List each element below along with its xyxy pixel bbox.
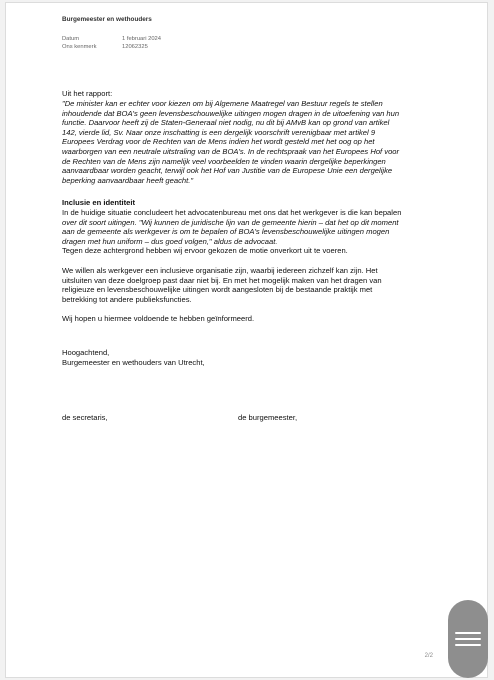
floating-menu-button[interactable]: [448, 600, 488, 678]
quote-line: aanvaardbaar worden geacht, terwijl ook het Hof van Justitie van de Europese Unie een dergelijke: [62, 166, 393, 176]
quote-line: waarborgen van een neutrale uitstraling van de BOA's. In de rechtspraak van het Europees Hof voor: [62, 146, 400, 156]
paragraph-line: over dit soort uitingen. "Wij kunnen de juridische lijn van de gemeente hierin – dat het op dit moment: [62, 217, 399, 227]
letterhead-title: Burgemeester en wethouders: [62, 16, 152, 23]
inclusive-paragraph: [62, 266, 442, 304]
signature-secretary: de secretaris,: [62, 413, 108, 422]
date-row: [62, 36, 161, 42]
quote-line: beperking aanvaardbaar heeft geacht.": [62, 175, 194, 185]
greeting: Hoogachtend,: [62, 348, 110, 357]
document-page: [5, 2, 488, 678]
reference-value: 12062325: [122, 44, 148, 50]
quote-line: "De minister kan er echter voor kiezen om bij Algemene Maatregel van Bestuur regels te stellen: [62, 99, 383, 108]
paragraph-line: religieuze en levensbeschouwelijke uitingen wordt aangesloten bij de bestaande praktijk met: [62, 285, 373, 295]
reference-label: Ons kenmerk: [62, 44, 97, 50]
report-quote: [62, 99, 442, 185]
reference-row: [62, 44, 148, 50]
section-paragraph: [62, 208, 442, 256]
quote-line: 142, vierde lid, Sv. Naar onze inschatting is een dergelijk voorschrift verenigbaar met artikel 9: [62, 127, 376, 137]
paragraph-line: We willen als werkgever een inclusieve organisatie zijn, waarbij iedereen zichzelf kan zijn. Het: [62, 266, 378, 275]
paragraph-line: uitsluiten van deze doelgroep past daar niet bij. En met het mogelijk maken van het dragen van: [62, 275, 382, 285]
quote-line: de Rechten van de Mens zijn namelijk veel voorbeelden te vinden waarin dergelijke beperkingen: [62, 156, 386, 166]
paragraph-line: dragen met hun uniform – dus goed volgen," aldus de advocaat.: [62, 236, 278, 246]
date-value: 1 februari 2024: [122, 36, 161, 42]
signatory: Burgemeester en wethouders van Utrecht,: [62, 358, 205, 367]
section-heading: Inclusie en identiteit: [62, 198, 135, 207]
quote-line: Europees Verdrag voor de Rechten van de Mens indien het wordt gesteld met het oog op het: [62, 137, 375, 147]
paragraph-line: aan de gemeente als werkgever is om te bepalen of BOA's levensbeschouwelijke uitingen mogen: [62, 227, 390, 237]
paragraph-line: Tegen deze achtergrond hebben wij ervoor gekozen de motie onverkort uit te voeren.: [62, 246, 348, 256]
report-intro: Uit het rapport:: [62, 89, 113, 98]
paragraph-line: betrekking tot andere publieksfuncties.: [62, 294, 192, 304]
quote-line: functie. Daarvoor heeft zij de Staten-Generaal niet nodig, nu dit bij AMvB kan op grond van artikel: [62, 118, 390, 128]
closing-sentence: Wij hopen u hiermee voldoende te hebben geïnformeerd.: [62, 314, 255, 323]
quote-line: inhoudende dat BOA's geen levensbeschouwelijke uitingen mogen dragen in de uitoefening van hun: [62, 108, 400, 118]
paragraph-line: In de huidige situatie concludeert het advocatenbureau met ons dat het werkgever is die kan bepalen: [62, 208, 402, 217]
signature-mayor: de burgemeester,: [238, 413, 298, 422]
page-number: 2/2: [424, 653, 433, 659]
date-label: Datum: [62, 36, 80, 42]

* [Stated problem]: Update the items above by changing every "quote-line" to "cited-line" and keeping everything else the same. Leave the picture out of your answer.

* [Exercise answer]:
List each element below along with its xyxy pixel bbox.
floating-menu-button[interactable]: [448, 600, 488, 678]
cited-line: aanvaardbaar worden geacht, terwijl ook het Hof van Justitie van de Europese Unie een dergelijke: [62, 166, 393, 176]
cited-line: waarborgen van een neutrale uitstraling van de BOA's. In de rechtspraak van het Europees Hof voor: [62, 146, 400, 156]
paragraph-line: over dit soort uitingen. "Wij kunnen de juridische lijn van de gemeente hierin – dat het op dit moment: [62, 217, 399, 227]
letterhead-title: Burgemeester en wethouders: [62, 16, 152, 23]
inclusive-paragraph: [62, 266, 442, 304]
signature-secretary: de secretaris,: [62, 413, 108, 422]
date-row: [62, 36, 161, 42]
cited-line: beperking aanvaardbaar heeft geacht.": [62, 175, 194, 185]
greeting: Hoogachtend,: [62, 348, 110, 357]
document-page: [5, 2, 488, 678]
reference-value: 12062325: [122, 44, 148, 50]
cited-line: "De minister kan er echter voor kiezen om bij Algemene Maatregel van Bestuur regels te stellen: [62, 99, 383, 108]
paragraph-line: religieuze en levensbeschouwelijke uitingen wordt aangesloten bij de bestaande praktijk met: [62, 285, 373, 295]
reference-label: Ons kenmerk: [62, 44, 97, 50]
report-quote: [62, 99, 442, 185]
reference-row: [62, 44, 148, 50]
section-paragraph: [62, 208, 442, 256]
cited-line: 142, vierde lid, Sv. Naar onze inschatting is een dergelijk voorschrift verenigbaar met artikel 9: [62, 127, 376, 137]
paragraph-line: We willen als werkgever een inclusieve organisatie zijn, waarbij iedereen zichzelf kan zijn. Het: [62, 266, 378, 275]
paragraph-line: uitsluiten van deze doelgroep past daar niet bij. En met het mogelijk maken van het dragen van: [62, 275, 382, 285]
cited-line: de Rechten van de Mens zijn namelijk veel voorbeelden te vinden waarin dergelijke beperkingen: [62, 156, 386, 166]
paragraph-line: dragen met hun uniform – dus goed volgen," aldus de advocaat.: [62, 236, 278, 246]
date-value: 1 februari 2024: [122, 36, 161, 42]
signatory: Burgemeester en wethouders van Utrecht,: [62, 358, 205, 367]
section-heading: Inclusie en identiteit: [62, 198, 135, 207]
cited-line: Europees Verdrag voor de Rechten van de Mens indien het wordt gesteld met het oog op het: [62, 137, 375, 147]
paragraph-line: aan de gemeente als werkgever is om te bepalen of BOA's levensbeschouwelijke uitingen mogen: [62, 227, 390, 237]
paragraph-line: Tegen deze achtergrond hebben wij ervoor gekozen de motie onverkort uit te voeren.: [62, 246, 348, 256]
report-intro: Uit het rapport:: [62, 89, 113, 98]
paragraph-line: betrekking tot andere publieksfuncties.: [62, 294, 192, 304]
cited-line: functie. Daarvoor heeft zij de Staten-Generaal niet nodig, nu dit bij AMvB kan op grond van artikel: [62, 118, 390, 128]
closing-sentence: Wij hopen u hiermee voldoende te hebben geïnformeerd.: [62, 314, 255, 323]
cited-line: inhoudende dat BOA's geen levensbeschouwelijke uitingen mogen dragen in de uitoefening van hun: [62, 108, 400, 118]
paragraph-line: In de huidige situatie concludeert het advocatenbureau met ons dat het werkgever is die kan bepalen: [62, 208, 402, 217]
signature-mayor: de burgemeester,: [238, 413, 298, 422]
page-number: 2/2: [424, 653, 433, 659]
date-label: Datum: [62, 36, 80, 42]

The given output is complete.